Given problem:
Below is a block of data; give all of it again word for word.

Stored data:
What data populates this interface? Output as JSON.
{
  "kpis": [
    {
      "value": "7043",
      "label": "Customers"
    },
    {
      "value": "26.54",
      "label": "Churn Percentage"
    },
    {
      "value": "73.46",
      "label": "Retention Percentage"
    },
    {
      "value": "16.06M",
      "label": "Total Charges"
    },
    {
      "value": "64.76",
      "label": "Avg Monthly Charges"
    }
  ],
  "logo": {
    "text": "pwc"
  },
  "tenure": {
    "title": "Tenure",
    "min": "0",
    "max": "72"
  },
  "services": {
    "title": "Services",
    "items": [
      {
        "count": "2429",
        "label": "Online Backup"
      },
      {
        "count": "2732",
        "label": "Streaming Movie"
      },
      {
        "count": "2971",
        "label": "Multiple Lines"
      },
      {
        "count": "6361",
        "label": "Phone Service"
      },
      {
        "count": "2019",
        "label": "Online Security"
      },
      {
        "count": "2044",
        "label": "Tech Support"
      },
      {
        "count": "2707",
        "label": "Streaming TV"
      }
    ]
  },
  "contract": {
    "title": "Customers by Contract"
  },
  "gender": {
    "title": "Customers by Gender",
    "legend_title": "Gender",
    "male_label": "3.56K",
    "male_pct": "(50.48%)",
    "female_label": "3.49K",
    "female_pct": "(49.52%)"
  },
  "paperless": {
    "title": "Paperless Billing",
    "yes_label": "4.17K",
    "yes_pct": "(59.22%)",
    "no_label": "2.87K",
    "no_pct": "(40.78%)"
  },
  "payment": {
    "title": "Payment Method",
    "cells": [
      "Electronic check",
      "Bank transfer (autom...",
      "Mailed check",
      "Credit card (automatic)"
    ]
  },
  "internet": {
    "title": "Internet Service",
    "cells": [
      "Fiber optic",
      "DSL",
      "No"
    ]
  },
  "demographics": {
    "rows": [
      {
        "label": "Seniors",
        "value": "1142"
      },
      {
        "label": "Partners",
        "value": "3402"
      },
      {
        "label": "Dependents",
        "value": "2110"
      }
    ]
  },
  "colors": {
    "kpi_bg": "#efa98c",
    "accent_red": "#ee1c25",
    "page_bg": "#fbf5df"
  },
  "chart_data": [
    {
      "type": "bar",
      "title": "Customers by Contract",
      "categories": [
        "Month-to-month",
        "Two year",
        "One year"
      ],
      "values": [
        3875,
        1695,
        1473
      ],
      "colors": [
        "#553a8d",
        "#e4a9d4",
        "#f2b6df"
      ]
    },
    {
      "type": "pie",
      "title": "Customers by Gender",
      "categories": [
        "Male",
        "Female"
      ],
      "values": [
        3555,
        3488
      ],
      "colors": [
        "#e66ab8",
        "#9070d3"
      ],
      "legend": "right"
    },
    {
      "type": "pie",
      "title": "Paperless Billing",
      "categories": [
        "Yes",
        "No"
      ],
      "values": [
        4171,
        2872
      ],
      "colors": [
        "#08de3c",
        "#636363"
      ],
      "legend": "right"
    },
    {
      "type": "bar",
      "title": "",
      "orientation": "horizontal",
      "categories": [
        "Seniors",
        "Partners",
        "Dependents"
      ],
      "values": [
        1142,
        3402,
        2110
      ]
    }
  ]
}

Exercise output:
What data populates this interface? Output as JSON.
{
  "kpis": [
    {
      "value": "7043",
      "label": "Customers"
    },
    {
      "value": "26.54",
      "label": "Churn Percentage"
    },
    {
      "value": "73.46",
      "label": "Retention Percentage"
    },
    {
      "value": "16.06M",
      "label": "Total Charges"
    },
    {
      "value": "64.76",
      "label": "Avg Monthly Charges"
    }
  ],
  "logo": {
    "text": "pwc"
  },
  "tenure": {
    "title": "Tenure",
    "min": "0",
    "max": "72"
  },
  "services": {
    "title": "Services",
    "items": [
      {
        "count": "2429",
        "label": "Online Backup"
      },
      {
        "count": "2732",
        "label": "Streaming Movie"
      },
      {
        "count": "2971",
        "label": "Multiple Lines"
      },
      {
        "count": "6361",
        "label": "Phone Service"
      },
      {
        "count": "2019",
        "label": "Online Security"
      },
      {
        "count": "2044",
        "label": "Tech Support"
      },
      {
        "count": "2707",
        "label": "Streaming TV"
      }
    ]
  },
  "contract": {
    "title": "Customers by Contract"
  },
  "gender": {
    "title": "Customers by Gender",
    "legend_title": "Gender",
    "male_label": "3.56K",
    "male_pct": "(50.48%)",
    "female_label": "3.49K",
    "female_pct": "(49.52%)"
  },
  "paperless": {
    "title": "Paperless Billing",
    "yes_label": "4.17K",
    "yes_pct": "(59.22%)",
    "no_label": "2.87K",
    "no_pct": "(40.78%)"
  },
  "payment": {
    "title": "Payment Method",
    "cells": [
      "Electronic check",
      "Bank transfer (autom...",
      "Mailed check",
      "Credit card (automatic)"
    ]
  },
  "internet": {
    "title": "Internet Service",
    "cells": [
      "Fiber optic",
      "DSL",
      "No"
    ]
  },
  "demographics": {
    "rows": [
      {
        "label": "Seniors",
        "value": "1142"
      },
      {
        "label": "Partners",
        "value": "3402"
      },
      {
        "label": "Dependents",
        "value": "2110"
      }
    ]
  },
  "colors": {
    "kpi_bg": "#efa98c",
    "accent_red": "#ee1c25",
    "page_bg": "#fbf5df"
  },
  "chart_data": [
    {
      "type": "bar",
      "title": "Customers by Contract",
      "categories": [
        "Month-to-month",
        "Two year",
        "One year"
      ],
      "values": [
        3875,
        1695,
        1473
      ],
      "colors": [
        "#553a8d",
        "#e4a9d4",
        "#f2b6df"
      ]
    },
    {
      "type": "pie",
      "title": "Customers by Gender",
      "categories": [
        "Male",
        "Female"
      ],
      "values": [
        3555,
        3488
      ],
      "colors": [
        "#e66ab8",
        "#9070d3"
      ],
      "legend": "right"
    },
    {
      "type": "pie",
      "title": "Paperless Billing",
      "categories": [
        "Yes",
        "No"
      ],
      "values": [
        4171,
        2872
      ],
      "colors": [
        "#08de3c",
        "#636363"
      ],
      "legend": "right"
    },
    {
      "type": "bar",
      "title": "",
      "orientation": "horizontal",
      "categories": [
        "Seniors",
        "Partners",
        "Dependents"
      ],
      "values": [
        1142,
        3402,
        2110
      ]
    }
  ]
}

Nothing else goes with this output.